> **WHAT TO DO**
Output each line exactly as it appears, skipping any embedded picture.

> **AVAILABLE RECORDS**
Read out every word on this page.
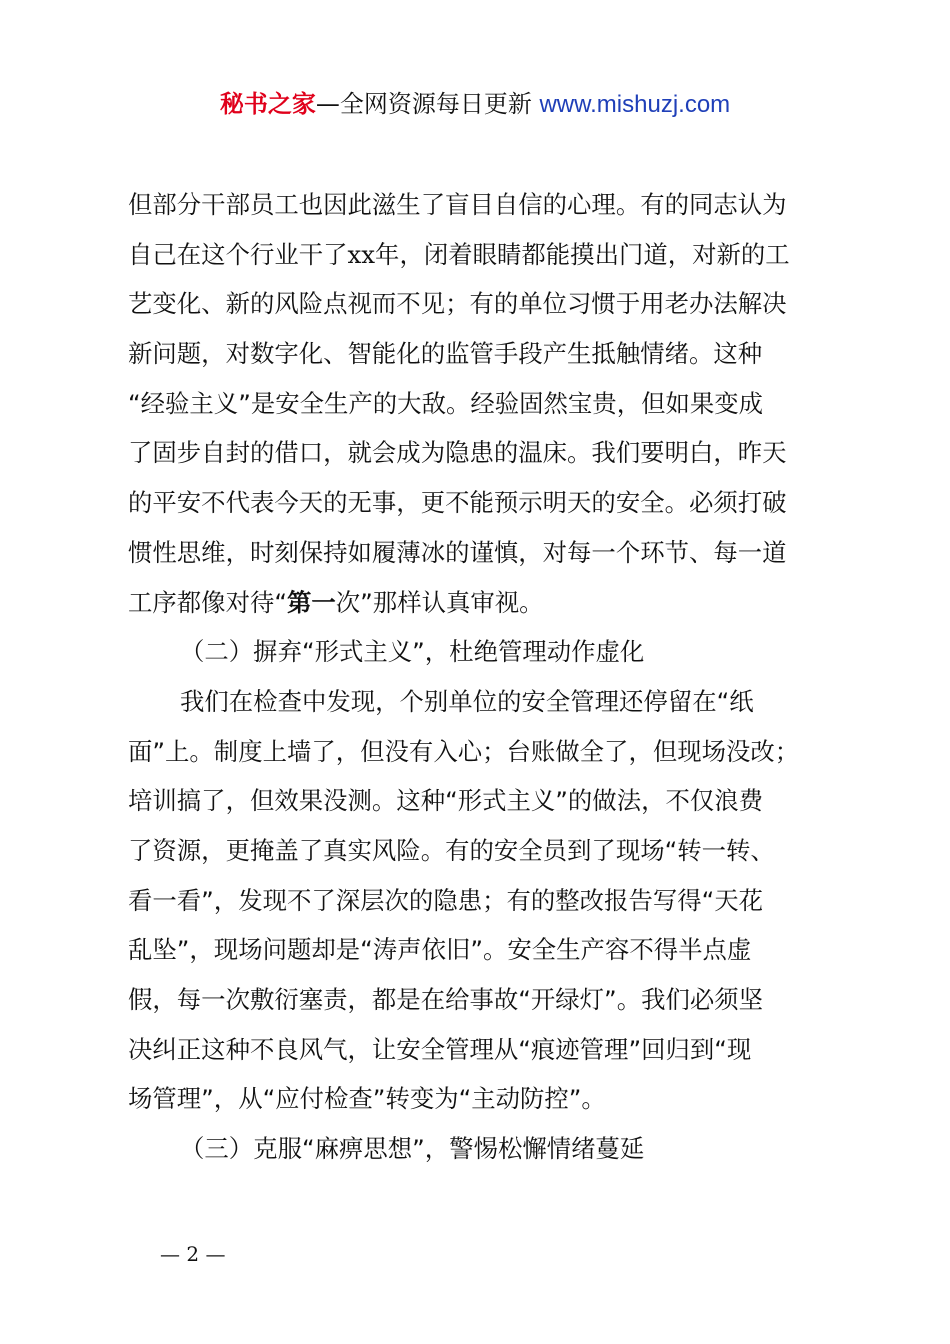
秘书之家—全网资源每日更新 www.mishuzj.com
但部分干部员工也因此滋生了盲目自信的心理。有的同志认为
自己在这个行业干了xx年，闭着眼睛都能摸出门道，对新的工
艺变化、新的风险点视而不见；有的单位习惯于用老办法解决
新问题，对数字化、智能化的监管手段产生抵触情绪。这种
“经验主义”是安全生产的大敌。经验固然宝贵，但如果变成
了固步自封的借口，就会成为隐患的温床。我们要明白，昨天
的平安不代表今天的无事，更不能预示明天的安全。必须打破
惯性思维，时刻保持如履薄冰的谨慎，对每一个环节、每一道
工序都像对待“第一次”那样认真审视。
（二）摒弃“形式主义”，杜绝管理动作虚化
我们在检查中发现，个别单位的安全管理还停留在“纸
面”上。制度上墙了，但没有入心；台账做全了，但现场没改；
培训搞了，但效果没测。这种“形式主义”的做法，不仅浪费
了资源，更掩盖了真实风险。有的安全员到了现场“转一转、
看一看”，发现不了深层次的隐患；有的整改报告写得“天花
乱坠”，现场问题却是“涛声依旧”。安全生产容不得半点虚
假，每一次敷衍塞责，都是在给事故“开绿灯”。我们必须坚
决纠正这种不良风气，让安全管理从“痕迹管理”回归到“现
场管理”，从“应付检查”转变为“主动防控”。
（三）克服“麻痹思想”，警惕松懈情绪蔓延
— 2 —
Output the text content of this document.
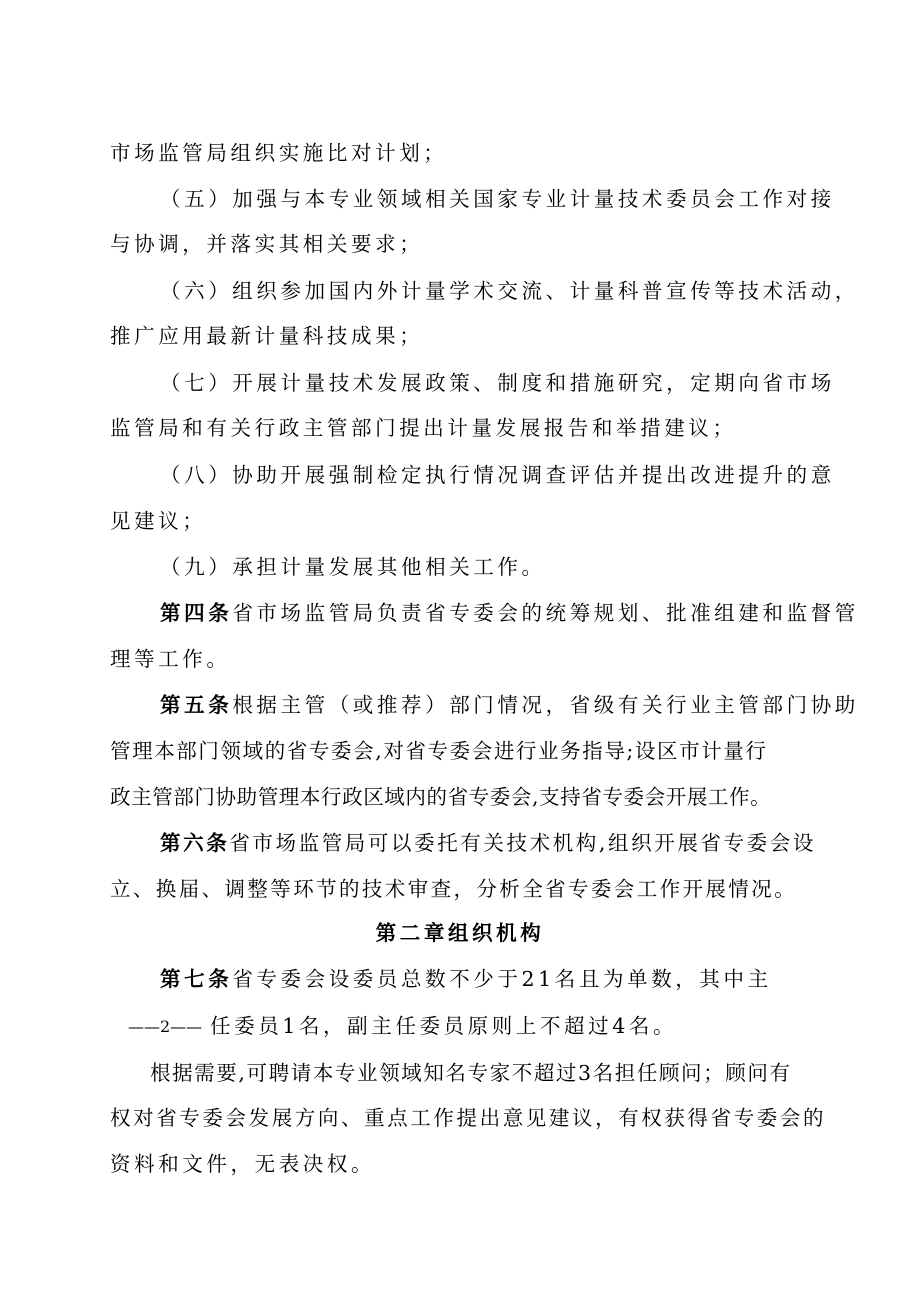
市场监管局组织实施比对计划；
（五）加强与本专业领域相关国家专业计量技术委员会工作对接
与协调，并落实其相关要求；
（六）组织参加国内外计量学术交流、计量科普宣传等技术活动，
推广应用最新计量科技成果；
（七）开展计量技术发展政策、制度和措施研究，定期向省市场
监管局和有关行政主管部门提出计量发展报告和举措建议；
（八）协助开展强制检定执行情况调查评估并提出改进提升的意
见建议；
（九）承担计量发展其他相关工作。
第四条省市场监管局负责省专委会的统筹规划、批准组建和监督管
理等工作。
第五条根据主管（或推荐）部门情况，省级有关行业主管部门协助
管理本部门领域的省专委会,对省专委会进行业务指导;设区市计量行
政主管部门协助管理本行政区域内的省专委会,支持省专委会开展工作。
第六条省市场监管局可以委托有关技术机构,组织开展省专委会设
立、换届、调整等环节的技术审查，分析全省专委会工作开展情况。
第二章组织机构
第七条省专委会设委员总数不少于21名且为单数，其中主
——2—— 任委员1名，副主任委员原则上不超过4名。
根据需要,可聘请本专业领域知名专家不超过3名担任顾问；顾问有
权对省专委会发展方向、重点工作提出意见建议，有权获得省专委会的
资料和文件，无表决权。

> **RESPONSE TO THIS EXERCISE**
Read out every word on this page.
秘书之家—全网资源每日更新 www.mishuzj.com
但部分干部员工也因此滋生了盲目自信的心理。有的同志认为
自己在这个行业干了xx年，闭着眼睛都能摸出门道，对新的工
艺变化、新的风险点视而不见；有的单位习惯于用老办法解决
新问题，对数字化、智能化的监管手段产生抵触情绪。这种
“经验主义”是安全生产的大敌。经验固然宝贵，但如果变成
了固步自封的借口，就会成为隐患的温床。我们要明白，昨天
的平安不代表今天的无事，更不能预示明天的安全。必须打破
惯性思维，时刻保持如履薄冰的谨慎，对每一个环节、每一道
工序都像对待“第一次”那样认真审视。
（二）摒弃“形式主义”，杜绝管理动作虚化
我们在检查中发现，个别单位的安全管理还停留在“纸
面”上。制度上墙了，但没有入心；台账做全了，但现场没改；
培训搞了，但效果没测。这种“形式主义”的做法，不仅浪费
了资源，更掩盖了真实风险。有的安全员到了现场“转一转、
看一看”，发现不了深层次的隐患；有的整改报告写得“天花
乱坠”，现场问题却是“涛声依旧”。安全生产容不得半点虚
假，每一次敷衍塞责，都是在给事故“开绿灯”。我们必须坚
决纠正这种不良风气，让安全管理从“痕迹管理”回归到“现
场管理”，从“应付检查”转变为“主动防控”。
（三）克服“麻痹思想”，警惕松懈情绪蔓延
— 2 —
Output the text content of this document.
市场监管局组织实施比对计划；
（五）加强与本专业领域相关国家专业计量技术委员会工作对接
与协调，并落实其相关要求；
（六）组织参加国内外计量学术交流、计量科普宣传等技术活动，
推广应用最新计量科技成果；
（七）开展计量技术发展政策、制度和措施研究，定期向省市场
监管局和有关行政主管部门提出计量发展报告和举措建议；
（八）协助开展强制检定执行情况调查评估并提出改进提升的意
见建议；
（九）承担计量发展其他相关工作。
第四条省市场监管局负责省专委会的统筹规划、批准组建和监督管
理等工作。
第五条根据主管（或推荐）部门情况，省级有关行业主管部门协助
管理本部门领域的省专委会,对省专委会进行业务指导;设区市计量行
政主管部门协助管理本行政区域内的省专委会,支持省专委会开展工作。
第六条省市场监管局可以委托有关技术机构,组织开展省专委会设
立、换届、调整等环节的技术审查，分析全省专委会工作开展情况。
第二章组织机构
第七条省专委会设委员总数不少于21名且为单数，其中主
——2—— 任委员1名，副主任委员原则上不超过4名。
根据需要,可聘请本专业领域知名专家不超过3名担任顾问；顾问有
权对省专委会发展方向、重点工作提出意见建议，有权获得省专委会的
资料和文件，无表决权。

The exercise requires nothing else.